# [PROBLEM]
Reproduce the material word for word; the images stay out.
..........
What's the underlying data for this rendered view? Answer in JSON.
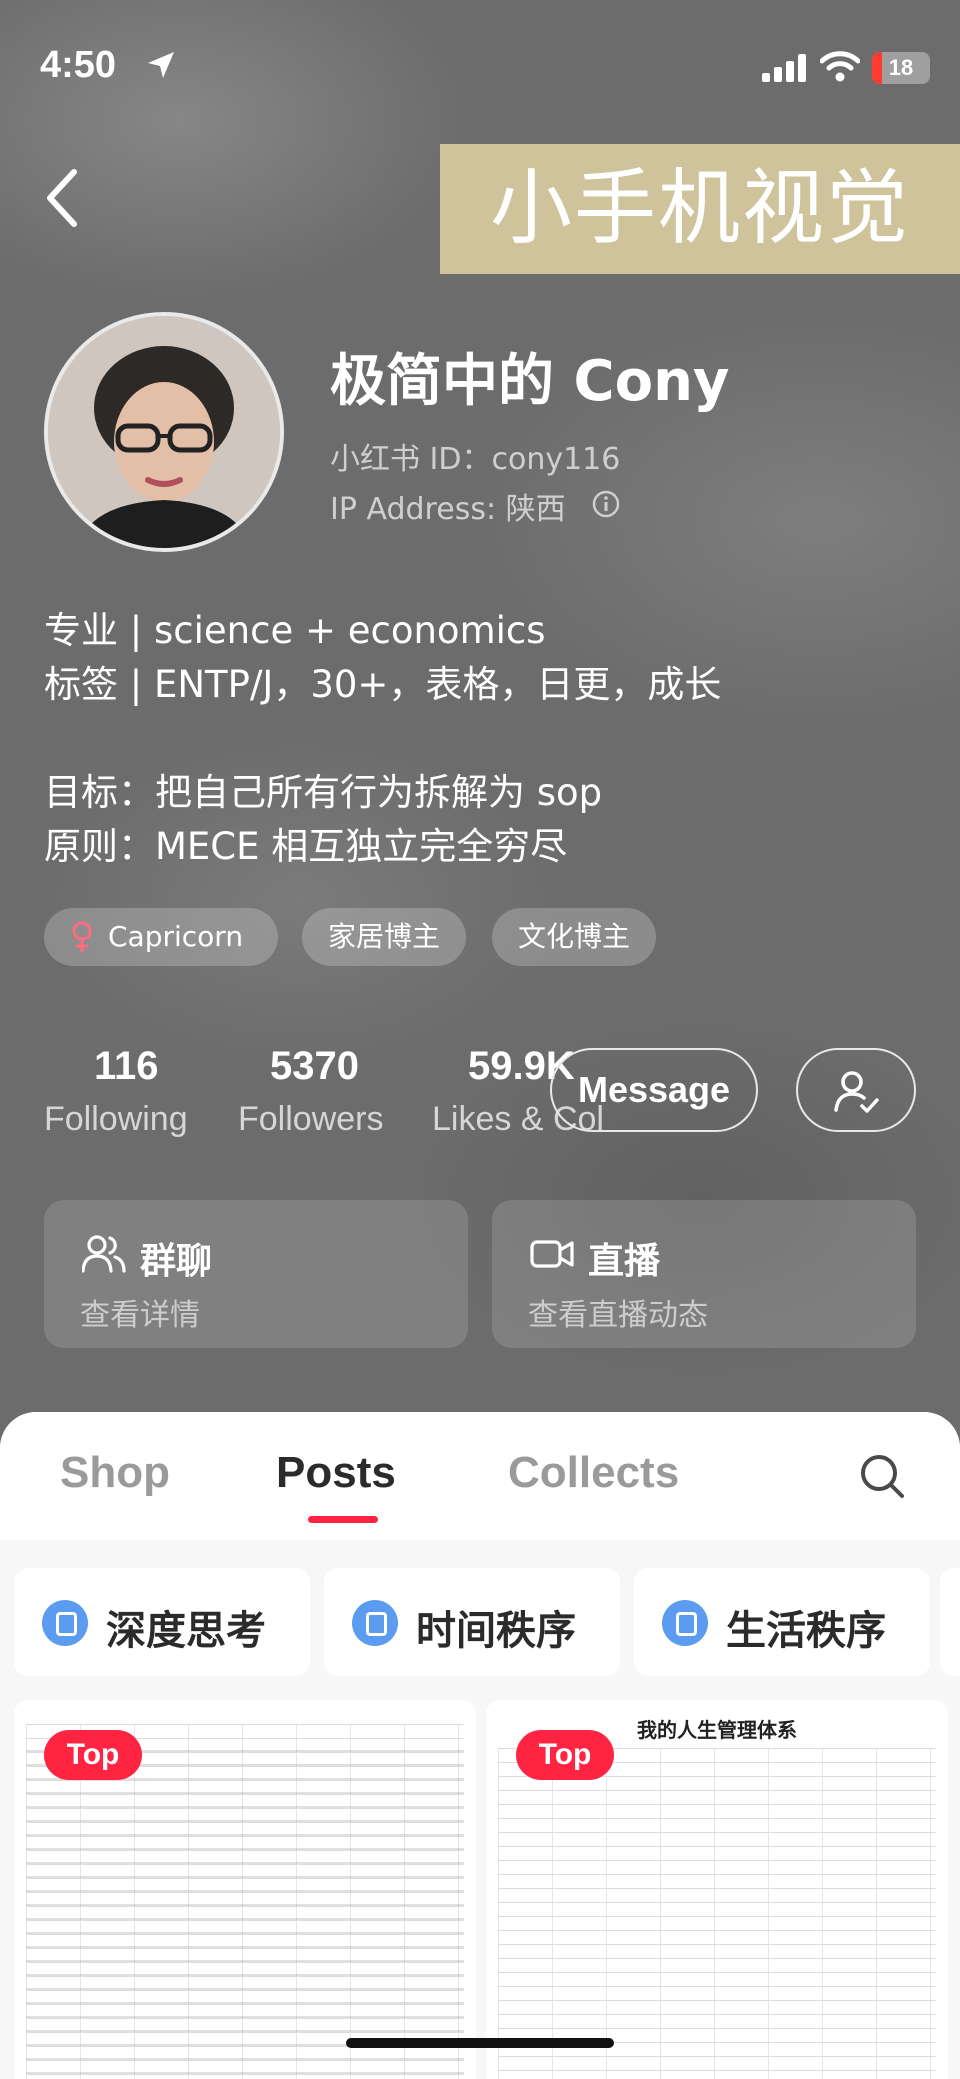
{
  "status": {
    "time": "4:50",
    "battery": "18",
    "battery_color": "#ff3b30"
  },
  "watermark": "小手机视觉",
  "profile": {
    "nickname": "极简中的 Cony",
    "red_id": "小红书 ID：cony116",
    "ip": "IP Address: 陕西",
    "bio": [
      "专业 | science + economics",
      "标签 | ENTP/J，30+，表格，日更，成长",
      "",
      "目标：把自己所有行为拆解为 sop",
      "原则：MECE 相互独立完全穷尽"
    ],
    "tags": [
      "Capricorn",
      "家居博主",
      "文化博主"
    ]
  },
  "stats": {
    "following_count": "116",
    "following_label": "Following",
    "followers_count": "5370",
    "followers_label": "Followers",
    "likes_count": "59.9K",
    "likes_label": "Likes & Col"
  },
  "actions": {
    "message_label": "Message"
  },
  "cards": {
    "group_title": "群聊",
    "group_sub": "查看详情",
    "live_title": "直播",
    "live_sub": "查看直播动态"
  },
  "tabs": [
    "Shop",
    "Posts",
    "Collects"
  ],
  "active_tab": "Posts",
  "collections": [
    "深度思考",
    "时间秩序",
    "生活秩序"
  ],
  "posts": [
    {
      "badge": "Top",
      "title": ""
    },
    {
      "badge": "Top",
      "title": "我的人生管理体系"
    }
  ],
  "colors": {
    "accent": "#ff2442",
    "collection_icon": "#5b9cf0",
    "watermark_bg": "#cfc39c"
  }
}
..........
# [ANSWER FOR THIS EXERCISE]
What's the underlying data for this rendered view? Answer in JSON.
{
  "status": {
    "time": "4:50",
    "battery": "18",
    "battery_color": "#ff3b30"
  },
  "watermark": "小手机视觉",
  "profile": {
    "nickname": "极简中的 Cony",
    "red_id": "小红书 ID：cony116",
    "ip": "IP Address: 陕西",
    "bio": [
      "专业 | science + economics",
      "标签 | ENTP/J，30+，表格，日更，成长",
      "",
      "目标：把自己所有行为拆解为 sop",
      "原则：MECE 相互独立完全穷尽"
    ],
    "tags": [
      "Capricorn",
      "家居博主",
      "文化博主"
    ]
  },
  "stats": {
    "following_count": "116",
    "following_label": "Following",
    "followers_count": "5370",
    "followers_label": "Followers",
    "likes_count": "59.9K",
    "likes_label": "Likes & Col"
  },
  "actions": {
    "message_label": "Message"
  },
  "cards": {
    "group_title": "群聊",
    "group_sub": "查看详情",
    "live_title": "直播",
    "live_sub": "查看直播动态"
  },
  "tabs": [
    "Shop",
    "Posts",
    "Collects"
  ],
  "active_tab": "Posts",
  "collections": [
    "深度思考",
    "时间秩序",
    "生活秩序"
  ],
  "posts": [
    {
      "badge": "Top",
      "title": ""
    },
    {
      "badge": "Top",
      "title": "我的人生管理体系"
    }
  ],
  "colors": {
    "accent": "#ff2442",
    "collection_icon": "#5b9cf0",
    "watermark_bg": "#cfc39c"
  }
}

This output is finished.